Stored entries:
==============================

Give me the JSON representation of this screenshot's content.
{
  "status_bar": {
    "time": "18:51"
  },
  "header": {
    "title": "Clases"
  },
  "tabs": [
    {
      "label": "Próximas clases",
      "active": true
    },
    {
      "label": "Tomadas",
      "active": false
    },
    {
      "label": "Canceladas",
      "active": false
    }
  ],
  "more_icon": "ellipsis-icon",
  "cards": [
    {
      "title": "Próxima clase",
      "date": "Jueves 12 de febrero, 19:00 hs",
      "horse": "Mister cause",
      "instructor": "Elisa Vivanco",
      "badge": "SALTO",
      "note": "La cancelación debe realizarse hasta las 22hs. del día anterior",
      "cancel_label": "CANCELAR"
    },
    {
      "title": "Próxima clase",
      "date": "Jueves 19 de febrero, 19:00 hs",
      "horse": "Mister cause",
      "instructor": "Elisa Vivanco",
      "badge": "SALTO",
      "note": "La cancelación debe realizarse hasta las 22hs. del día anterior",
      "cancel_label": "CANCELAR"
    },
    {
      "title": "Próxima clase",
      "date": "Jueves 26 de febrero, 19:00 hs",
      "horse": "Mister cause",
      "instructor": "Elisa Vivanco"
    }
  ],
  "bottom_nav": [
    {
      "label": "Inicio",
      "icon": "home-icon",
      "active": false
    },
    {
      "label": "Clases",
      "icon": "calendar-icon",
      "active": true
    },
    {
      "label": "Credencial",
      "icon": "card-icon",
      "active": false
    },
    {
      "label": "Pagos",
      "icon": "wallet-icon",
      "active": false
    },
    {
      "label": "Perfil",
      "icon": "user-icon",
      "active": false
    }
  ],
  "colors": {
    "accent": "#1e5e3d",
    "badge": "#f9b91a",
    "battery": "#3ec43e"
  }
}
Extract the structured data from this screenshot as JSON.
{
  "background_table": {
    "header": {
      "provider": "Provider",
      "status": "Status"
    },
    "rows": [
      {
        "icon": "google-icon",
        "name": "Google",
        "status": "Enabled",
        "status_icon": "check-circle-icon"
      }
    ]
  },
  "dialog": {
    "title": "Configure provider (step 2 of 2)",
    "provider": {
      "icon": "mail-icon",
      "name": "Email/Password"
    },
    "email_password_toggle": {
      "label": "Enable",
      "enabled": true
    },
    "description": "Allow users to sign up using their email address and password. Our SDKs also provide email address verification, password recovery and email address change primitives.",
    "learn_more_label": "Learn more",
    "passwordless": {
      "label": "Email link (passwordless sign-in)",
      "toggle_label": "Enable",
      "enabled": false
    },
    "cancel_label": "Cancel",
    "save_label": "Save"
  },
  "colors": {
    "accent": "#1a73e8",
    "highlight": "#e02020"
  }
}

==============================

:: Your instructions ::
Your task is to transcribe the material exactly.

:: Output below ::
Give me the JSON representation of this screenshot's content.
{
  "status_bar": {
    "time": "18:51"
  },
  "header": {
    "title": "Clases"
  },
  "tabs": [
    {
      "label": "Próximas clases",
      "active": true
    },
    {
      "label": "Tomadas",
      "active": false
    },
    {
      "label": "Canceladas",
      "active": false
    }
  ],
  "more_icon": "ellipsis-icon",
  "cards": [
    {
      "title": "Próxima clase",
      "date": "Jueves 12 de febrero, 19:00 hs",
      "horse": "Mister cause",
      "instructor": "Elisa Vivanco",
      "badge": "SALTO",
      "note": "La cancelación debe realizarse hasta las 22hs. del día anterior",
      "cancel_label": "CANCELAR"
    },
    {
      "title": "Próxima clase",
      "date": "Jueves 19 de febrero, 19:00 hs",
      "horse": "Mister cause",
      "instructor": "Elisa Vivanco",
      "badge": "SALTO",
      "note": "La cancelación debe realizarse hasta las 22hs. del día anterior",
      "cancel_label": "CANCELAR"
    },
    {
      "title": "Próxima clase",
      "date": "Jueves 26 de febrero, 19:00 hs",
      "horse": "Mister cause",
      "instructor": "Elisa Vivanco"
    }
  ],
  "bottom_nav": [
    {
      "label": "Inicio",
      "icon": "home-icon",
      "active": false
    },
    {
      "label": "Clases",
      "icon": "calendar-icon",
      "active": true
    },
    {
      "label": "Credencial",
      "icon": "card-icon",
      "active": false
    },
    {
      "label": "Pagos",
      "icon": "wallet-icon",
      "active": false
    },
    {
      "label": "Perfil",
      "icon": "user-icon",
      "active": false
    }
  ],
  "colors": {
    "accent": "#1e5e3d",
    "badge": "#f9b91a",
    "battery": "#3ec43e"
  }
}
Extract the structured data from this screenshot as JSON.
{
  "background_table": {
    "header": {
      "provider": "Provider",
      "status": "Status"
    },
    "rows": [
      {
        "icon": "google-icon",
        "name": "Google",
        "status": "Enabled",
        "status_icon": "check-circle-icon"
      }
    ]
  },
  "dialog": {
    "title": "Configure provider (step 2 of 2)",
    "provider": {
      "icon": "mail-icon",
      "name": "Email/Password"
    },
    "email_password_toggle": {
      "label": "Enable",
      "enabled": true
    },
    "description": "Allow users to sign up using their email address and password. Our SDKs also provide email address verification, password recovery and email address change primitives.",
    "learn_more_label": "Learn more",
    "passwordless": {
      "label": "Email link (passwordless sign-in)",
      "toggle_label": "Enable",
      "enabled": false
    },
    "cancel_label": "Cancel",
    "save_label": "Save"
  },
  "colors": {
    "accent": "#1a73e8",
    "highlight": "#e02020"
  }
}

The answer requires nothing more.